Copy each line exactly.
______________________________
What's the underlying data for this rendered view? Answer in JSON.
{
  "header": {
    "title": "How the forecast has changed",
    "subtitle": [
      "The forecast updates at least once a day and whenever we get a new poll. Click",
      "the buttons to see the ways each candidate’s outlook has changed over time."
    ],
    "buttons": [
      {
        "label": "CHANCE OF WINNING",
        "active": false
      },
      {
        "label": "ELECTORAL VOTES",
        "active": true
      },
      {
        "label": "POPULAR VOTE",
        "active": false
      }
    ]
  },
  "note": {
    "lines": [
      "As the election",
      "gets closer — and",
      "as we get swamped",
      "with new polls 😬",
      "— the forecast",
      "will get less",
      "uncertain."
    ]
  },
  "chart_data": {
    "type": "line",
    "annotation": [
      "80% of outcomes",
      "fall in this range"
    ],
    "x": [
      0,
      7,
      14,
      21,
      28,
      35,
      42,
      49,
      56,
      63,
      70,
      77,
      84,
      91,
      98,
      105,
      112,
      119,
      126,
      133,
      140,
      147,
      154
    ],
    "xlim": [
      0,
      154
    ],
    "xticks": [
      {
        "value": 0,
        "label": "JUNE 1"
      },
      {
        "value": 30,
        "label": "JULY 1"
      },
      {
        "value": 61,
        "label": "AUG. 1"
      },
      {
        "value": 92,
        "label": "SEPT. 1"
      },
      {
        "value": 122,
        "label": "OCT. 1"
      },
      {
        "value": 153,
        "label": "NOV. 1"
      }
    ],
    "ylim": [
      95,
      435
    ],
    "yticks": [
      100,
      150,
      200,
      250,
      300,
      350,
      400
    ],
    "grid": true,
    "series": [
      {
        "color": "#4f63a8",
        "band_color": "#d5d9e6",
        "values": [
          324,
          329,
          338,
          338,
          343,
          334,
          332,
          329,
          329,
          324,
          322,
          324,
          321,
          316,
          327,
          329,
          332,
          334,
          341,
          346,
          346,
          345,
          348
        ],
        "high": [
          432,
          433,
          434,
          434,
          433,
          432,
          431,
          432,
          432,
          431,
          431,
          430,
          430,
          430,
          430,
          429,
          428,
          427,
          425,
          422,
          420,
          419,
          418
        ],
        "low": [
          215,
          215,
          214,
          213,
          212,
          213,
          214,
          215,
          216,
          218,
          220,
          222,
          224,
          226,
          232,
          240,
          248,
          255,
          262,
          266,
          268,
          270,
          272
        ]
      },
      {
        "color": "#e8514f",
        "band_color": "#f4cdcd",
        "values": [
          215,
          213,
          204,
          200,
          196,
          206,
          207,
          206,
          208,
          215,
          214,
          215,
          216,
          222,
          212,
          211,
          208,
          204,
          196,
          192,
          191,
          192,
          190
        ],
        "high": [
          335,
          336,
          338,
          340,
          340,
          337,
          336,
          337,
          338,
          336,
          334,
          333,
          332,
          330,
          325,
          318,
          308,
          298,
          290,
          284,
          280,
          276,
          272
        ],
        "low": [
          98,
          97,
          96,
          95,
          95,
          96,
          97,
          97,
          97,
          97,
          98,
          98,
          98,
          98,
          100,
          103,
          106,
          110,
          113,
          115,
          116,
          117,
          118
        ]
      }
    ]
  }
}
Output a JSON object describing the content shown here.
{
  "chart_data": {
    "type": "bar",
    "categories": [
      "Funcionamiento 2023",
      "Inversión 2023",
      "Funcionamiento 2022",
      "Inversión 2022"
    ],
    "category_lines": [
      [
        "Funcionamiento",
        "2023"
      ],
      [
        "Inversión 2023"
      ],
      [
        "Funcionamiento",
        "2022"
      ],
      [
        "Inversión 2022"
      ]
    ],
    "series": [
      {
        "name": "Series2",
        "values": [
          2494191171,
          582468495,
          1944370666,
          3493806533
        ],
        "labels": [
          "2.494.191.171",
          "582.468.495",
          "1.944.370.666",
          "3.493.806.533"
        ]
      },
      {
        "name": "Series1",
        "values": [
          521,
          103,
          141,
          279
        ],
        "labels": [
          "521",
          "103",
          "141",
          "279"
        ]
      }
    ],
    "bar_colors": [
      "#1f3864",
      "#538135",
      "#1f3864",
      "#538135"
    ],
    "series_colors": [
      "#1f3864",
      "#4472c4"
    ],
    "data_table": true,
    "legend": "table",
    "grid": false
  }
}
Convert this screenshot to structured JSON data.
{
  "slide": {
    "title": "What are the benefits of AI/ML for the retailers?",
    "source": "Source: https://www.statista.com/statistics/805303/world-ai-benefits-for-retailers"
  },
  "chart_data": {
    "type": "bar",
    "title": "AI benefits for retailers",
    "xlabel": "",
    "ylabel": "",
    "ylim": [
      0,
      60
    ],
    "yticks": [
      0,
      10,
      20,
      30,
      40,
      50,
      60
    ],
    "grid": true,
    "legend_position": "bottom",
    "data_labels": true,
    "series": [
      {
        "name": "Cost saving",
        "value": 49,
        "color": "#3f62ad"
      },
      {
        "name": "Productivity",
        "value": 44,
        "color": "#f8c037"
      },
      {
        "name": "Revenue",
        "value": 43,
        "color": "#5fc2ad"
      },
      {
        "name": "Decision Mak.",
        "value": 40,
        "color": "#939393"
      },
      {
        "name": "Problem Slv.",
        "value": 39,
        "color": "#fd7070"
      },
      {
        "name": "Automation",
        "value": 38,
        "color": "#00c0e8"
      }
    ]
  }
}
______________________________
▸ ANSWER TO THIS PROBLEM
What's the underlying data for this rendered view? Answer in JSON.
{
  "header": {
    "title": "How the forecast has changed",
    "subtitle": [
      "The forecast updates at least once a day and whenever we get a new poll. Click",
      "the buttons to see the ways each candidate’s outlook has changed over time."
    ],
    "buttons": [
      {
        "label": "CHANCE OF WINNING",
        "active": false
      },
      {
        "label": "ELECTORAL VOTES",
        "active": true
      },
      {
        "label": "POPULAR VOTE",
        "active": false
      }
    ]
  },
  "note": {
    "lines": [
      "As the election",
      "gets closer — and",
      "as we get swamped",
      "with new polls 😬",
      "— the forecast",
      "will get less",
      "uncertain."
    ]
  },
  "chart_data": {
    "type": "line",
    "annotation": [
      "80% of outcomes",
      "fall in this range"
    ],
    "x": [
      0,
      7,
      14,
      21,
      28,
      35,
      42,
      49,
      56,
      63,
      70,
      77,
      84,
      91,
      98,
      105,
      112,
      119,
      126,
      133,
      140,
      147,
      154
    ],
    "xlim": [
      0,
      154
    ],
    "xticks": [
      {
        "value": 0,
        "label": "JUNE 1"
      },
      {
        "value": 30,
        "label": "JULY 1"
      },
      {
        "value": 61,
        "label": "AUG. 1"
      },
      {
        "value": 92,
        "label": "SEPT. 1"
      },
      {
        "value": 122,
        "label": "OCT. 1"
      },
      {
        "value": 153,
        "label": "NOV. 1"
      }
    ],
    "ylim": [
      95,
      435
    ],
    "yticks": [
      100,
      150,
      200,
      250,
      300,
      350,
      400
    ],
    "grid": true,
    "series": [
      {
        "color": "#4f63a8",
        "band_color": "#d5d9e6",
        "values": [
          324,
          329,
          338,
          338,
          343,
          334,
          332,
          329,
          329,
          324,
          322,
          324,
          321,
          316,
          327,
          329,
          332,
          334,
          341,
          346,
          346,
          345,
          348
        ],
        "high": [
          432,
          433,
          434,
          434,
          433,
          432,
          431,
          432,
          432,
          431,
          431,
          430,
          430,
          430,
          430,
          429,
          428,
          427,
          425,
          422,
          420,
          419,
          418
        ],
        "low": [
          215,
          215,
          214,
          213,
          212,
          213,
          214,
          215,
          216,
          218,
          220,
          222,
          224,
          226,
          232,
          240,
          248,
          255,
          262,
          266,
          268,
          270,
          272
        ]
      },
      {
        "color": "#e8514f",
        "band_color": "#f4cdcd",
        "values": [
          215,
          213,
          204,
          200,
          196,
          206,
          207,
          206,
          208,
          215,
          214,
          215,
          216,
          222,
          212,
          211,
          208,
          204,
          196,
          192,
          191,
          192,
          190
        ],
        "high": [
          335,
          336,
          338,
          340,
          340,
          337,
          336,
          337,
          338,
          336,
          334,
          333,
          332,
          330,
          325,
          318,
          308,
          298,
          290,
          284,
          280,
          276,
          272
        ],
        "low": [
          98,
          97,
          96,
          95,
          95,
          96,
          97,
          97,
          97,
          97,
          98,
          98,
          98,
          98,
          100,
          103,
          106,
          110,
          113,
          115,
          116,
          117,
          118
        ]
      }
    ]
  }
}
Output a JSON object describing the content shown here.
{
  "chart_data": {
    "type": "bar",
    "categories": [
      "Funcionamiento 2023",
      "Inversión 2023",
      "Funcionamiento 2022",
      "Inversión 2022"
    ],
    "category_lines": [
      [
        "Funcionamiento",
        "2023"
      ],
      [
        "Inversión 2023"
      ],
      [
        "Funcionamiento",
        "2022"
      ],
      [
        "Inversión 2022"
      ]
    ],
    "series": [
      {
        "name": "Series2",
        "values": [
          2494191171,
          582468495,
          1944370666,
          3493806533
        ],
        "labels": [
          "2.494.191.171",
          "582.468.495",
          "1.944.370.666",
          "3.493.806.533"
        ]
      },
      {
        "name": "Series1",
        "values": [
          521,
          103,
          141,
          279
        ],
        "labels": [
          "521",
          "103",
          "141",
          "279"
        ]
      }
    ],
    "bar_colors": [
      "#1f3864",
      "#538135",
      "#1f3864",
      "#538135"
    ],
    "series_colors": [
      "#1f3864",
      "#4472c4"
    ],
    "data_table": true,
    "legend": "table",
    "grid": false
  }
}
Convert this screenshot to structured JSON data.
{
  "slide": {
    "title": "What are the benefits of AI/ML for the retailers?",
    "source": "Source: https://www.statista.com/statistics/805303/world-ai-benefits-for-retailers"
  },
  "chart_data": {
    "type": "bar",
    "title": "AI benefits for retailers",
    "xlabel": "",
    "ylabel": "",
    "ylim": [
      0,
      60
    ],
    "yticks": [
      0,
      10,
      20,
      30,
      40,
      50,
      60
    ],
    "grid": true,
    "legend_position": "bottom",
    "data_labels": true,
    "series": [
      {
        "name": "Cost saving",
        "value": 49,
        "color": "#3f62ad"
      },
      {
        "name": "Productivity",
        "value": 44,
        "color": "#f8c037"
      },
      {
        "name": "Revenue",
        "value": 43,
        "color": "#5fc2ad"
      },
      {
        "name": "Decision Mak.",
        "value": 40,
        "color": "#939393"
      },
      {
        "name": "Problem Slv.",
        "value": 39,
        "color": "#fd7070"
      },
      {
        "name": "Automation",
        "value": 38,
        "color": "#00c0e8"
      }
    ]
  }
}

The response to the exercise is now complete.